§ **What to work on**:
Transcribe the listing that follows in full, omitting pictures.

Collected data:
________________
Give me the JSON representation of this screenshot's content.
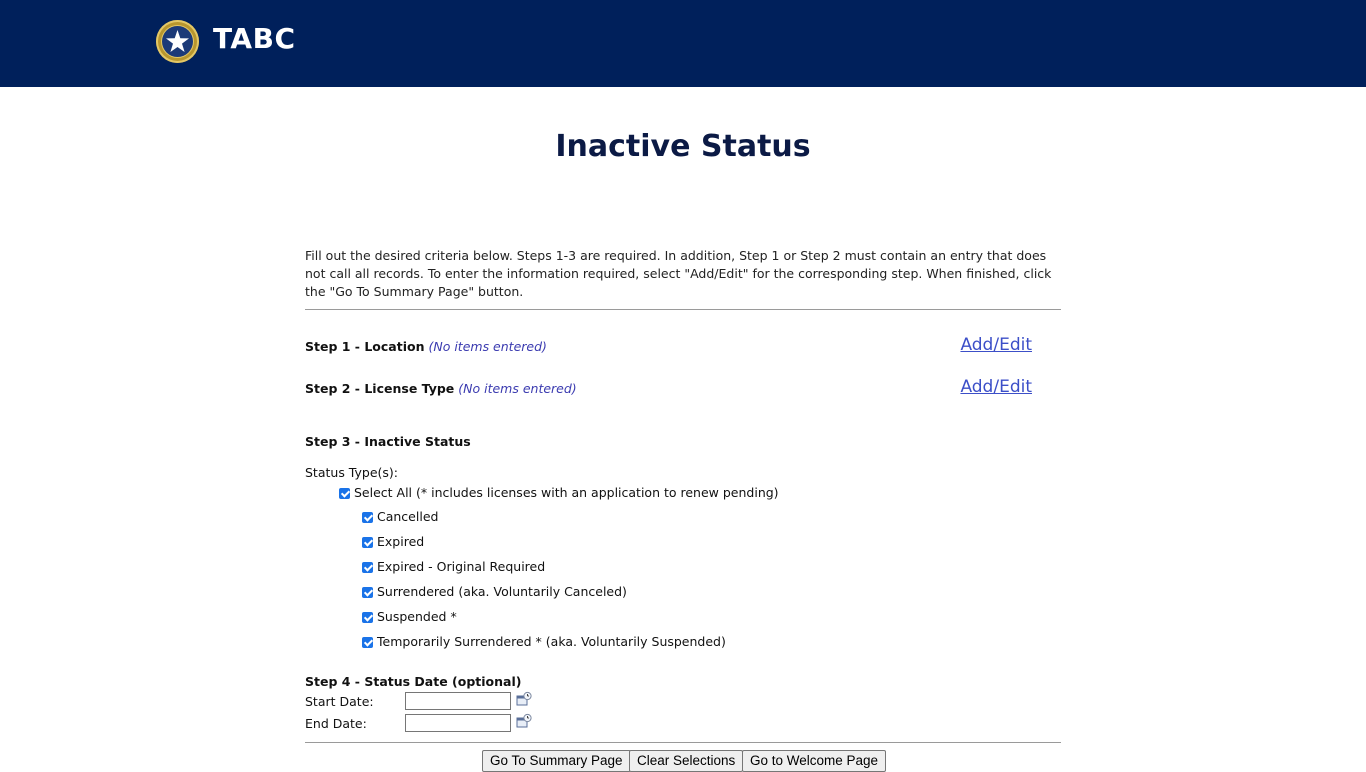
{
  "header": {
    "brand": "TABC"
  },
  "page": {
    "title": "Inactive Status"
  },
  "intro": "Fill out the desired criteria below. Steps 1-3 are required. In addition, Step 1 or Step 2 must contain an entry that does not call all records. To enter the information required, select \"Add/Edit\" for the corresponding step. When finished, click the \"Go To Summary Page\" button.",
  "step1": {
    "label": "Step 1 - Location",
    "status": "(No items entered)",
    "link": "Add/Edit"
  },
  "step2": {
    "label": "Step 2 - License Type",
    "status": "(No items entered)",
    "link": "Add/Edit"
  },
  "step3": {
    "label": "Step 3 - Inactive Status",
    "status_types_label": "Status Type(s):",
    "select_all": "Select All (* includes licenses with an application to renew pending)",
    "options": [
      "Cancelled",
      "Expired",
      "Expired - Original Required",
      "Surrendered (aka. Voluntarily Canceled)",
      "Suspended *",
      "Temporarily Surrendered * (aka. Voluntarily Suspended)"
    ]
  },
  "step4": {
    "label": "Step 4 - Status Date (optional)",
    "start_label": "Start Date:",
    "end_label": "End Date:",
    "start_value": "",
    "end_value": ""
  },
  "buttons": {
    "summary": "Go To Summary Page",
    "clear": "Clear Selections",
    "welcome": "Go to Welcome Page"
  },
  "colors": {
    "header_bg": "#00205b",
    "link": "#3c4fc8",
    "checkbox": "#1a73e8"
  }
}
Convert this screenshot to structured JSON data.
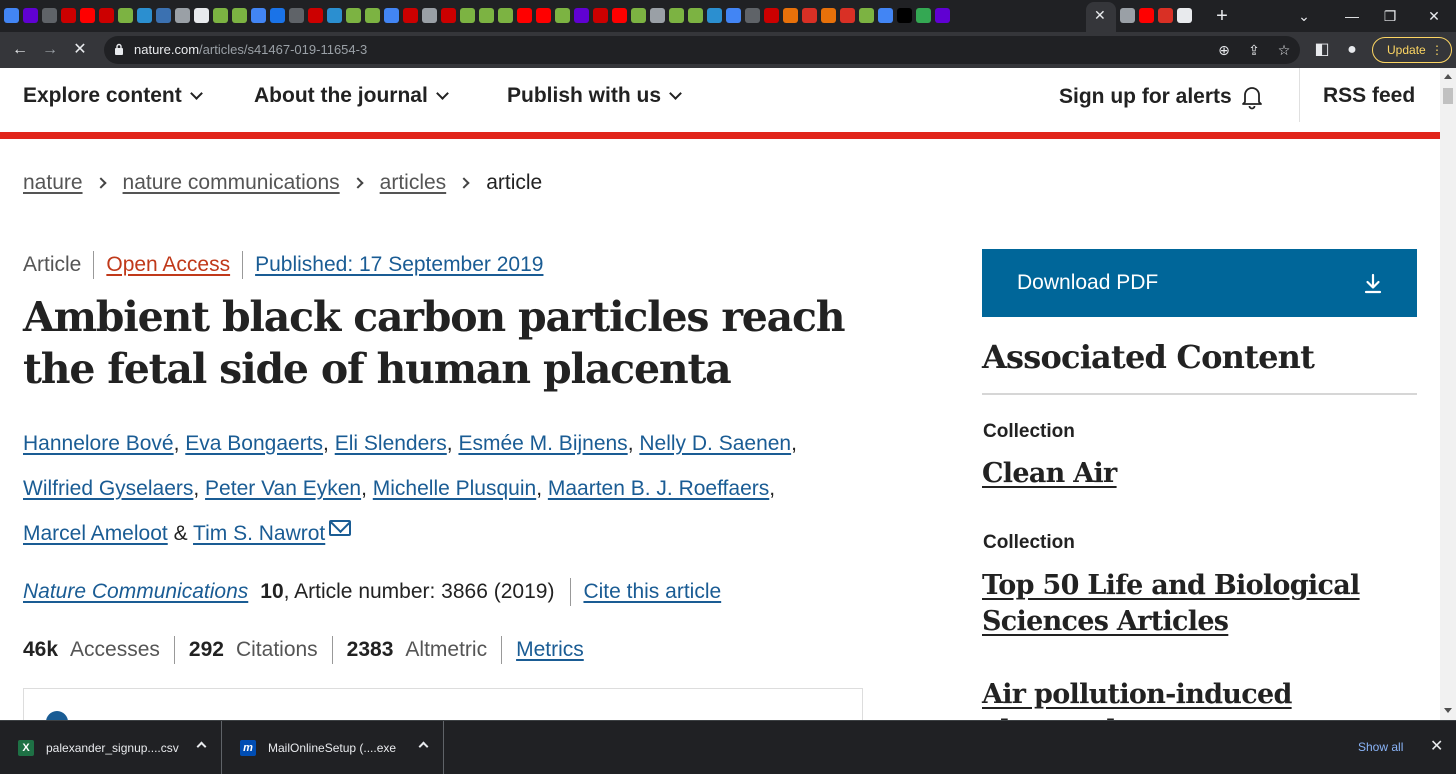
{
  "browser": {
    "tab_favicons": [
      "#4285f4",
      "#6001d2",
      "#5f6368",
      "#cc0000",
      "#ff0000",
      "#cc0000",
      "#7cb342",
      "#2b8fd0",
      "#3b71b1",
      "#9aa0a6",
      "#e8eaed",
      "#7cb342",
      "#7cb342",
      "#4285f4",
      "#1a73e8",
      "#5f6368",
      "#cc0000",
      "#2b8fd0",
      "#7cb342",
      "#7cb342",
      "#4285f4",
      "#cc0000",
      "#9aa0a6",
      "#cc0000",
      "#7cb342",
      "#7cb342",
      "#7cb342",
      "#ff0000",
      "#ff0000",
      "#7cb342",
      "#6001d2",
      "#cc0000",
      "#ff0000",
      "#7cb342",
      "#9aa0a6",
      "#7cb342",
      "#7cb342",
      "#2b8fd0",
      "#4285f4",
      "#5f6368",
      "#cc0000",
      "#e8710a",
      "#d93025",
      "#e8710a",
      "#d93025",
      "#7cb342",
      "#4285f4",
      "#000000",
      "#34a853",
      "#6001d2"
    ],
    "active_tab_close": "✕",
    "after_tab_favicons": [
      "#9aa0a6",
      "#ff0000",
      "#d93025",
      "#e8eaed"
    ],
    "new_tab": "+",
    "window_controls": {
      "tab_search": "⌄",
      "minimize": "—",
      "maximize": "❐",
      "close": "✕"
    },
    "nav": {
      "back": "←",
      "forward": "→",
      "stop": "✕"
    },
    "url_host": "nature.com",
    "url_path": "/articles/s41467-019-11654-3",
    "omni_icons": {
      "zoom": "⊕",
      "share": "⇪",
      "bookmark": "☆"
    },
    "side_panel": "◧",
    "profile": "●",
    "update_label": "Update",
    "menu": "⋮"
  },
  "site_nav": {
    "explore": "Explore content",
    "about": "About the journal",
    "publish": "Publish with us",
    "alerts": "Sign up for alerts",
    "rss": "RSS feed"
  },
  "breadcrumb": {
    "items": [
      "nature",
      "nature communications",
      "articles"
    ],
    "current": "article"
  },
  "article": {
    "type": "Article",
    "access": "Open Access",
    "published": "Published: 17 September 2019",
    "title": "Ambient black carbon particles reach the fetal side of human placenta",
    "authors": [
      "Hannelore Bové",
      "Eva Bongaerts",
      "Eli Slenders",
      "Esmée M. Bijnens",
      "Nelly D. Saenen",
      "Wilfried Gyselaers",
      "Peter Van Eyken",
      "Michelle Plusquin",
      "Maarten B. J. Roeffaers",
      "Marcel Ameloot",
      "Tim S. Nawrot"
    ],
    "author_sep": ", ",
    "author_and": " & ",
    "journal": "Nature Communications",
    "volume": "10",
    "article_number": ", Article number: 3866 (2019)",
    "cite": "Cite this article",
    "metrics": {
      "accesses_num": "46k",
      "accesses_label": "Accesses",
      "citations_num": "292",
      "citations_label": "Citations",
      "altmetric_num": "2383",
      "altmetric_label": "Altmetric",
      "link": "Metrics"
    }
  },
  "sidebar": {
    "download": "Download PDF",
    "associated_heading": "Associated Content",
    "collections": [
      {
        "label": "Collection",
        "title": "Clean Air"
      },
      {
        "label": "Collection",
        "title": "Top 50 Life and Biological Sciences Articles"
      },
      {
        "label": "",
        "title": "Air pollution-induced placental"
      }
    ]
  },
  "downloads": {
    "items": [
      {
        "name": "palexander_signup....csv",
        "icon": "X"
      },
      {
        "name": "MailOnlineSetup (....exe",
        "icon": "m"
      }
    ],
    "show_all": "Show all",
    "close": "✕"
  },
  "colors": {
    "nature_red": "#e1251b",
    "link_blue": "#1a5c94",
    "open_access": "#c0391a",
    "download_button": "#006699",
    "chrome_dark": "#202124",
    "chrome_toolbar": "#35363a"
  }
}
________________
§ **Answer for this exercise**:
Give me the JSON representation of this screenshot's content.
{
  "header": {
    "brand": "TABC"
  },
  "page": {
    "title": "Inactive Status"
  },
  "intro": "Fill out the desired criteria below. Steps 1-3 are required. In addition, Step 1 or Step 2 must contain an entry that does not call all records. To enter the information required, select \"Add/Edit\" for the corresponding step. When finished, click the \"Go To Summary Page\" button.",
  "step1": {
    "label": "Step 1 - Location",
    "status": "(No items entered)",
    "link": "Add/Edit"
  },
  "step2": {
    "label": "Step 2 - License Type",
    "status": "(No items entered)",
    "link": "Add/Edit"
  },
  "step3": {
    "label": "Step 3 - Inactive Status",
    "status_types_label": "Status Type(s):",
    "select_all": "Select All (* includes licenses with an application to renew pending)",
    "options": [
      "Cancelled",
      "Expired",
      "Expired - Original Required",
      "Surrendered (aka. Voluntarily Canceled)",
      "Suspended *",
      "Temporarily Surrendered * (aka. Voluntarily Suspended)"
    ]
  },
  "step4": {
    "label": "Step 4 - Status Date (optional)",
    "start_label": "Start Date:",
    "end_label": "End Date:",
    "start_value": "",
    "end_value": ""
  },
  "buttons": {
    "summary": "Go To Summary Page",
    "clear": "Clear Selections",
    "welcome": "Go to Welcome Page"
  },
  "colors": {
    "header_bg": "#00205b",
    "link": "#3c4fc8",
    "checkbox": "#1a73e8"
  }
}
Convert this screenshot to structured JSON data.
{
  "browser": {
    "tab_favicons": [
      "#4285f4",
      "#6001d2",
      "#5f6368",
      "#cc0000",
      "#ff0000",
      "#cc0000",
      "#7cb342",
      "#2b8fd0",
      "#3b71b1",
      "#9aa0a6",
      "#e8eaed",
      "#7cb342",
      "#7cb342",
      "#4285f4",
      "#1a73e8",
      "#5f6368",
      "#cc0000",
      "#2b8fd0",
      "#7cb342",
      "#7cb342",
      "#4285f4",
      "#cc0000",
      "#9aa0a6",
      "#cc0000",
      "#7cb342",
      "#7cb342",
      "#7cb342",
      "#ff0000",
      "#ff0000",
      "#7cb342",
      "#6001d2",
      "#cc0000",
      "#ff0000",
      "#7cb342",
      "#9aa0a6",
      "#7cb342",
      "#7cb342",
      "#2b8fd0",
      "#4285f4",
      "#5f6368",
      "#cc0000",
      "#e8710a",
      "#d93025",
      "#e8710a",
      "#d93025",
      "#7cb342",
      "#4285f4",
      "#000000",
      "#34a853",
      "#6001d2"
    ],
    "active_tab_close": "✕",
    "after_tab_favicons": [
      "#9aa0a6",
      "#ff0000",
      "#d93025",
      "#e8eaed"
    ],
    "new_tab": "+",
    "window_controls": {
      "tab_search": "⌄",
      "minimize": "—",
      "maximize": "❐",
      "close": "✕"
    },
    "nav": {
      "back": "←",
      "forward": "→",
      "stop": "✕"
    },
    "url_host": "nature.com",
    "url_path": "/articles/s41467-019-11654-3",
    "omni_icons": {
      "zoom": "⊕",
      "share": "⇪",
      "bookmark": "☆"
    },
    "side_panel": "◧",
    "profile": "●",
    "update_label": "Update",
    "menu": "⋮"
  },
  "site_nav": {
    "explore": "Explore content",
    "about": "About the journal",
    "publish": "Publish with us",
    "alerts": "Sign up for alerts",
    "rss": "RSS feed"
  },
  "breadcrumb": {
    "items": [
      "nature",
      "nature communications",
      "articles"
    ],
    "current": "article"
  },
  "article": {
    "type": "Article",
    "access": "Open Access",
    "published": "Published: 17 September 2019",
    "title": "Ambient black carbon particles reach the fetal side of human placenta",
    "authors": [
      "Hannelore Bové",
      "Eva Bongaerts",
      "Eli Slenders",
      "Esmée M. Bijnens",
      "Nelly D. Saenen",
      "Wilfried Gyselaers",
      "Peter Van Eyken",
      "Michelle Plusquin",
      "Maarten B. J. Roeffaers",
      "Marcel Ameloot",
      "Tim S. Nawrot"
    ],
    "author_sep": ", ",
    "author_and": " & ",
    "journal": "Nature Communications",
    "volume": "10",
    "article_number": ", Article number: 3866 (2019)",
    "cite": "Cite this article",
    "metrics": {
      "accesses_num": "46k",
      "accesses_label": "Accesses",
      "citations_num": "292",
      "citations_label": "Citations",
      "altmetric_num": "2383",
      "altmetric_label": "Altmetric",
      "link": "Metrics"
    }
  },
  "sidebar": {
    "download": "Download PDF",
    "associated_heading": "Associated Content",
    "collections": [
      {
        "label": "Collection",
        "title": "Clean Air"
      },
      {
        "label": "Collection",
        "title": "Top 50 Life and Biological Sciences Articles"
      },
      {
        "label": "",
        "title": "Air pollution-induced placental"
      }
    ]
  },
  "downloads": {
    "items": [
      {
        "name": "palexander_signup....csv",
        "icon": "X"
      },
      {
        "name": "MailOnlineSetup (....exe",
        "icon": "m"
      }
    ],
    "show_all": "Show all",
    "close": "✕"
  },
  "colors": {
    "nature_red": "#e1251b",
    "link_blue": "#1a5c94",
    "open_access": "#c0391a",
    "download_button": "#006699",
    "chrome_dark": "#202124",
    "chrome_toolbar": "#35363a"
  }
}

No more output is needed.